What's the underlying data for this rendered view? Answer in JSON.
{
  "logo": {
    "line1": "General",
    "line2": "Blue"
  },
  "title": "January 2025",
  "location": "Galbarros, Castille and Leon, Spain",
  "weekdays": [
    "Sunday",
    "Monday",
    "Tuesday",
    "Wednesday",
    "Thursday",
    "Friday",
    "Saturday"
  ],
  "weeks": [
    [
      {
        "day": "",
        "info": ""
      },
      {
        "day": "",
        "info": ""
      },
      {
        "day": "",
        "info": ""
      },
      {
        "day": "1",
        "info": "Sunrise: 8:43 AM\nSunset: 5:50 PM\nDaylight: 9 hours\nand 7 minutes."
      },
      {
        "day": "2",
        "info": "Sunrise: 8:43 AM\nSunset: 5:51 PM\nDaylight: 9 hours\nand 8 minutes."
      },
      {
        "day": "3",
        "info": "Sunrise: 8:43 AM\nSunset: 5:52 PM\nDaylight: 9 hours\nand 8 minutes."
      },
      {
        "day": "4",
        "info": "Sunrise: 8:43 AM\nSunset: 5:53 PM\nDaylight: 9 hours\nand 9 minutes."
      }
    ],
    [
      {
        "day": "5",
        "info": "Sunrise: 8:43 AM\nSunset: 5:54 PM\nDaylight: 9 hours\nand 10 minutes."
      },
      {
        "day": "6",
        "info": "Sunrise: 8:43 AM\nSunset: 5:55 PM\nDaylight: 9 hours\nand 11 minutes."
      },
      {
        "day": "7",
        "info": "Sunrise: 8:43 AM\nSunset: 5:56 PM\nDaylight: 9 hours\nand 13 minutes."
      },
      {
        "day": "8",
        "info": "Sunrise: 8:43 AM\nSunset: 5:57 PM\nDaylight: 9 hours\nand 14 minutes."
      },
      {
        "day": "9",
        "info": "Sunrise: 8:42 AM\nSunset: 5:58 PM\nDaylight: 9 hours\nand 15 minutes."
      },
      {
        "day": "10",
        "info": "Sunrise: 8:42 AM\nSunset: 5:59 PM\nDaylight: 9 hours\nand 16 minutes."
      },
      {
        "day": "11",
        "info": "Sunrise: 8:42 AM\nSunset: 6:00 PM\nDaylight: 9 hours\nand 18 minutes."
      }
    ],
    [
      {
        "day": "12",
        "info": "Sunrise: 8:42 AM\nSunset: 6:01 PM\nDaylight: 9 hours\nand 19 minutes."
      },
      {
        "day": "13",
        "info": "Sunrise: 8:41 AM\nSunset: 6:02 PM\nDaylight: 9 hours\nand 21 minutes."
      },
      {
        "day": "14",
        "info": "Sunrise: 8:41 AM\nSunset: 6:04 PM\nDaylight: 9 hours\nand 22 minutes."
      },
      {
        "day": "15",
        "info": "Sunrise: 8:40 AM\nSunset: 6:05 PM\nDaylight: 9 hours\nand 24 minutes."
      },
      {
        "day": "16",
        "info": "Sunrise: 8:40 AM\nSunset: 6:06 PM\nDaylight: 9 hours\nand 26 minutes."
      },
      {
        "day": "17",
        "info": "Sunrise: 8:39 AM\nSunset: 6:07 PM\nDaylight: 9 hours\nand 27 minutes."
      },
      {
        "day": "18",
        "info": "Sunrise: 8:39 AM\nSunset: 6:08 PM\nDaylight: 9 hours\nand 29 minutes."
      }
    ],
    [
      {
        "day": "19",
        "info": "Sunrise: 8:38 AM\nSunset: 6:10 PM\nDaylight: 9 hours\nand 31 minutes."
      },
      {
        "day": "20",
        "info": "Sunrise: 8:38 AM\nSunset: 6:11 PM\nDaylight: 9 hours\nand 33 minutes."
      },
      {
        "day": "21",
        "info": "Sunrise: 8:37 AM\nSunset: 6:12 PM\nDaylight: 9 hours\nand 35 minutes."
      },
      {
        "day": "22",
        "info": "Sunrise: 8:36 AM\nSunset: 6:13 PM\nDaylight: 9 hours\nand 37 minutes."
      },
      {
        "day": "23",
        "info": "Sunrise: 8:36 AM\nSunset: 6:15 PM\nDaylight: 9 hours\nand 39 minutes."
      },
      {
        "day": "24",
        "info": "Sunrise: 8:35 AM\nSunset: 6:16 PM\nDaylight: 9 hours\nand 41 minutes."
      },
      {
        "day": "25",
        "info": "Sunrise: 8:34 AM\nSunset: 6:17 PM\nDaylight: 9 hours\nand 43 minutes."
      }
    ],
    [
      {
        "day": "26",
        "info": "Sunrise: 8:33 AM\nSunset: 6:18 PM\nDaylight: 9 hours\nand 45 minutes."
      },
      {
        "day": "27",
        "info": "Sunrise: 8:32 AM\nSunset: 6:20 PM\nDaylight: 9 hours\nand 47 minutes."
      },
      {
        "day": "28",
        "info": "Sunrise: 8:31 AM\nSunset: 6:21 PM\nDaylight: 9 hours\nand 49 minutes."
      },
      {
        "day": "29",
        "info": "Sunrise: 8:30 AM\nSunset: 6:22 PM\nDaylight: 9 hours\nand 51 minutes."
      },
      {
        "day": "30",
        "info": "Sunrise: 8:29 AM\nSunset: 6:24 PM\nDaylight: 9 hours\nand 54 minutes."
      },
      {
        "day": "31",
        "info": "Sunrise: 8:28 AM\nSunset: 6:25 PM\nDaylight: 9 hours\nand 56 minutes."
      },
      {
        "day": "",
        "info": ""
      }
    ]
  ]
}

------------------------

OBJECTIVE: Hand back the material above in full, exactly as written.

FULL OUTPUT:
What's the underlying data for this rendered view? Answer in JSON.
{
  "logo": {
    "line1": "General",
    "line2": "Blue"
  },
  "title": "January 2025",
  "location": "Galbarros, Castille and Leon, Spain",
  "weekdays": [
    "Sunday",
    "Monday",
    "Tuesday",
    "Wednesday",
    "Thursday",
    "Friday",
    "Saturday"
  ],
  "weeks": [
    [
      {
        "day": "",
        "info": ""
      },
      {
        "day": "",
        "info": ""
      },
      {
        "day": "",
        "info": ""
      },
      {
        "day": "1",
        "info": "Sunrise: 8:43 AM\nSunset: 5:50 PM\nDaylight: 9 hours\nand 7 minutes."
      },
      {
        "day": "2",
        "info": "Sunrise: 8:43 AM\nSunset: 5:51 PM\nDaylight: 9 hours\nand 8 minutes."
      },
      {
        "day": "3",
        "info": "Sunrise: 8:43 AM\nSunset: 5:52 PM\nDaylight: 9 hours\nand 8 minutes."
      },
      {
        "day": "4",
        "info": "Sunrise: 8:43 AM\nSunset: 5:53 PM\nDaylight: 9 hours\nand 9 minutes."
      }
    ],
    [
      {
        "day": "5",
        "info": "Sunrise: 8:43 AM\nSunset: 5:54 PM\nDaylight: 9 hours\nand 10 minutes."
      },
      {
        "day": "6",
        "info": "Sunrise: 8:43 AM\nSunset: 5:55 PM\nDaylight: 9 hours\nand 11 minutes."
      },
      {
        "day": "7",
        "info": "Sunrise: 8:43 AM\nSunset: 5:56 PM\nDaylight: 9 hours\nand 13 minutes."
      },
      {
        "day": "8",
        "info": "Sunrise: 8:43 AM\nSunset: 5:57 PM\nDaylight: 9 hours\nand 14 minutes."
      },
      {
        "day": "9",
        "info": "Sunrise: 8:42 AM\nSunset: 5:58 PM\nDaylight: 9 hours\nand 15 minutes."
      },
      {
        "day": "10",
        "info": "Sunrise: 8:42 AM\nSunset: 5:59 PM\nDaylight: 9 hours\nand 16 minutes."
      },
      {
        "day": "11",
        "info": "Sunrise: 8:42 AM\nSunset: 6:00 PM\nDaylight: 9 hours\nand 18 minutes."
      }
    ],
    [
      {
        "day": "12",
        "info": "Sunrise: 8:42 AM\nSunset: 6:01 PM\nDaylight: 9 hours\nand 19 minutes."
      },
      {
        "day": "13",
        "info": "Sunrise: 8:41 AM\nSunset: 6:02 PM\nDaylight: 9 hours\nand 21 minutes."
      },
      {
        "day": "14",
        "info": "Sunrise: 8:41 AM\nSunset: 6:04 PM\nDaylight: 9 hours\nand 22 minutes."
      },
      {
        "day": "15",
        "info": "Sunrise: 8:40 AM\nSunset: 6:05 PM\nDaylight: 9 hours\nand 24 minutes."
      },
      {
        "day": "16",
        "info": "Sunrise: 8:40 AM\nSunset: 6:06 PM\nDaylight: 9 hours\nand 26 minutes."
      },
      {
        "day": "17",
        "info": "Sunrise: 8:39 AM\nSunset: 6:07 PM\nDaylight: 9 hours\nand 27 minutes."
      },
      {
        "day": "18",
        "info": "Sunrise: 8:39 AM\nSunset: 6:08 PM\nDaylight: 9 hours\nand 29 minutes."
      }
    ],
    [
      {
        "day": "19",
        "info": "Sunrise: 8:38 AM\nSunset: 6:10 PM\nDaylight: 9 hours\nand 31 minutes."
      },
      {
        "day": "20",
        "info": "Sunrise: 8:38 AM\nSunset: 6:11 PM\nDaylight: 9 hours\nand 33 minutes."
      },
      {
        "day": "21",
        "info": "Sunrise: 8:37 AM\nSunset: 6:12 PM\nDaylight: 9 hours\nand 35 minutes."
      },
      {
        "day": "22",
        "info": "Sunrise: 8:36 AM\nSunset: 6:13 PM\nDaylight: 9 hours\nand 37 minutes."
      },
      {
        "day": "23",
        "info": "Sunrise: 8:36 AM\nSunset: 6:15 PM\nDaylight: 9 hours\nand 39 minutes."
      },
      {
        "day": "24",
        "info": "Sunrise: 8:35 AM\nSunset: 6:16 PM\nDaylight: 9 hours\nand 41 minutes."
      },
      {
        "day": "25",
        "info": "Sunrise: 8:34 AM\nSunset: 6:17 PM\nDaylight: 9 hours\nand 43 minutes."
      }
    ],
    [
      {
        "day": "26",
        "info": "Sunrise: 8:33 AM\nSunset: 6:18 PM\nDaylight: 9 hours\nand 45 minutes."
      },
      {
        "day": "27",
        "info": "Sunrise: 8:32 AM\nSunset: 6:20 PM\nDaylight: 9 hours\nand 47 minutes."
      },
      {
        "day": "28",
        "info": "Sunrise: 8:31 AM\nSunset: 6:21 PM\nDaylight: 9 hours\nand 49 minutes."
      },
      {
        "day": "29",
        "info": "Sunrise: 8:30 AM\nSunset: 6:22 PM\nDaylight: 9 hours\nand 51 minutes."
      },
      {
        "day": "30",
        "info": "Sunrise: 8:29 AM\nSunset: 6:24 PM\nDaylight: 9 hours\nand 54 minutes."
      },
      {
        "day": "31",
        "info": "Sunrise: 8:28 AM\nSunset: 6:25 PM\nDaylight: 9 hours\nand 56 minutes."
      },
      {
        "day": "",
        "info": ""
      }
    ]
  ]
}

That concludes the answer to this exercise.